::: DATA FOR THIS EXERCISE

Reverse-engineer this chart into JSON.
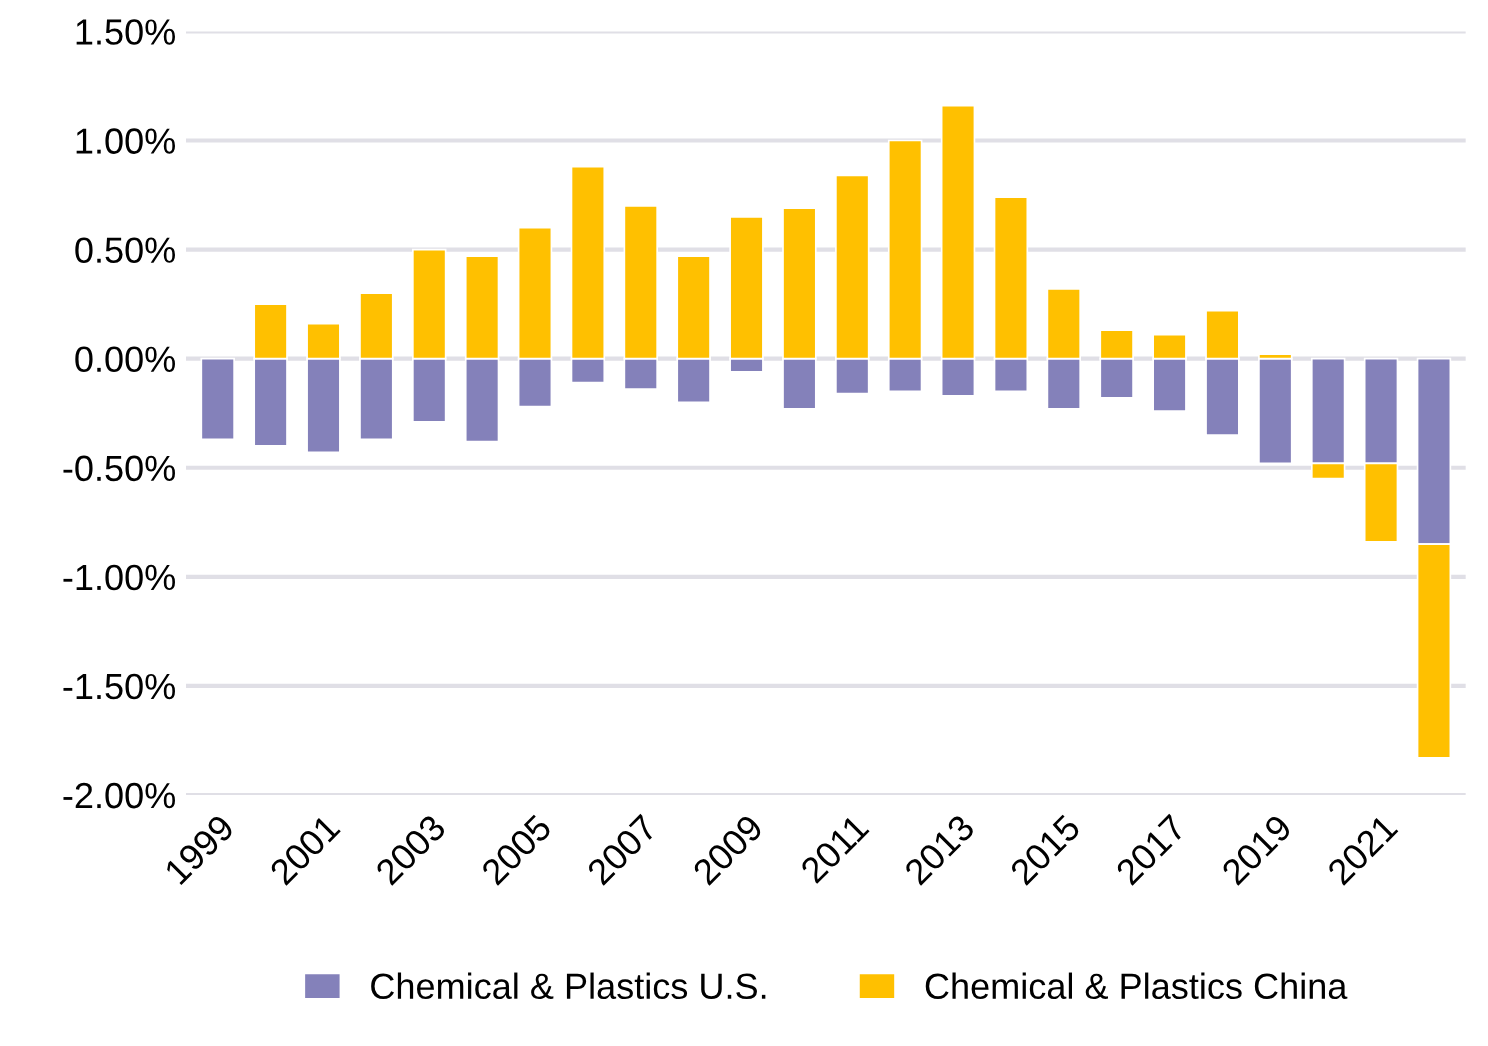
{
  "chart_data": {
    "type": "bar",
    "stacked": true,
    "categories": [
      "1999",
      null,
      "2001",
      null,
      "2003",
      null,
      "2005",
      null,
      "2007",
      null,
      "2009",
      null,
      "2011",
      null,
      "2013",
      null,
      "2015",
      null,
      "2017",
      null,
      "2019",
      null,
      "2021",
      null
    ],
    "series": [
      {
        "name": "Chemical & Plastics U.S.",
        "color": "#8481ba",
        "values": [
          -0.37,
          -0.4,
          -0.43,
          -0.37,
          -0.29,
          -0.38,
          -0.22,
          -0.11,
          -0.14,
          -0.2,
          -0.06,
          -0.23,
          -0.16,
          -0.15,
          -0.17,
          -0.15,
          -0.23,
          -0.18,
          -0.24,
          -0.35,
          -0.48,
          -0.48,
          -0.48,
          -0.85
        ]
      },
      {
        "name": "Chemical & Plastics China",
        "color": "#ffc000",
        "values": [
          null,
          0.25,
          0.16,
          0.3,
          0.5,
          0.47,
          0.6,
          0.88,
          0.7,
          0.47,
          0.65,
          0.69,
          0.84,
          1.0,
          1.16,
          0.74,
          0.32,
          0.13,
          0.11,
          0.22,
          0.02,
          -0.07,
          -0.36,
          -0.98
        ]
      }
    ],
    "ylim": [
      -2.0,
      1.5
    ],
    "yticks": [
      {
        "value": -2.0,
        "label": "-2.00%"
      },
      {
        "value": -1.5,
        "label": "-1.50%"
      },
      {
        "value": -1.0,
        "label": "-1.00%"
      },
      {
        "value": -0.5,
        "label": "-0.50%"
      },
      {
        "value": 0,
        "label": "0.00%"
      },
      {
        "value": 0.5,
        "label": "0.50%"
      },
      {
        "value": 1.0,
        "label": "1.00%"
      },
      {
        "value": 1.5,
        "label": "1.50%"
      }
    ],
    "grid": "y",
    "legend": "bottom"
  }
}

::::::

## WORK REQUIRED
Transcribe all of the records above character for character. Exclude the pictures.

## ANSWER
Reverse-engineer this chart into JSON.
{
  "chart_data": {
    "type": "bar",
    "stacked": true,
    "categories": [
      "1999",
      null,
      "2001",
      null,
      "2003",
      null,
      "2005",
      null,
      "2007",
      null,
      "2009",
      null,
      "2011",
      null,
      "2013",
      null,
      "2015",
      null,
      "2017",
      null,
      "2019",
      null,
      "2021",
      null
    ],
    "series": [
      {
        "name": "Chemical & Plastics U.S.",
        "color": "#8481ba",
        "values": [
          -0.37,
          -0.4,
          -0.43,
          -0.37,
          -0.29,
          -0.38,
          -0.22,
          -0.11,
          -0.14,
          -0.2,
          -0.06,
          -0.23,
          -0.16,
          -0.15,
          -0.17,
          -0.15,
          -0.23,
          -0.18,
          -0.24,
          -0.35,
          -0.48,
          -0.48,
          -0.48,
          -0.85
        ]
      },
      {
        "name": "Chemical & Plastics China",
        "color": "#ffc000",
        "values": [
          null,
          0.25,
          0.16,
          0.3,
          0.5,
          0.47,
          0.6,
          0.88,
          0.7,
          0.47,
          0.65,
          0.69,
          0.84,
          1.0,
          1.16,
          0.74,
          0.32,
          0.13,
          0.11,
          0.22,
          0.02,
          -0.07,
          -0.36,
          -0.98
        ]
      }
    ],
    "ylim": [
      -2.0,
      1.5
    ],
    "yticks": [
      {
        "value": -2.0,
        "label": "-2.00%"
      },
      {
        "value": -1.5,
        "label": "-1.50%"
      },
      {
        "value": -1.0,
        "label": "-1.00%"
      },
      {
        "value": -0.5,
        "label": "-0.50%"
      },
      {
        "value": 0,
        "label": "0.00%"
      },
      {
        "value": 0.5,
        "label": "0.50%"
      },
      {
        "value": 1.0,
        "label": "1.00%"
      },
      {
        "value": 1.5,
        "label": "1.50%"
      }
    ],
    "grid": "y",
    "legend": "bottom"
  }
}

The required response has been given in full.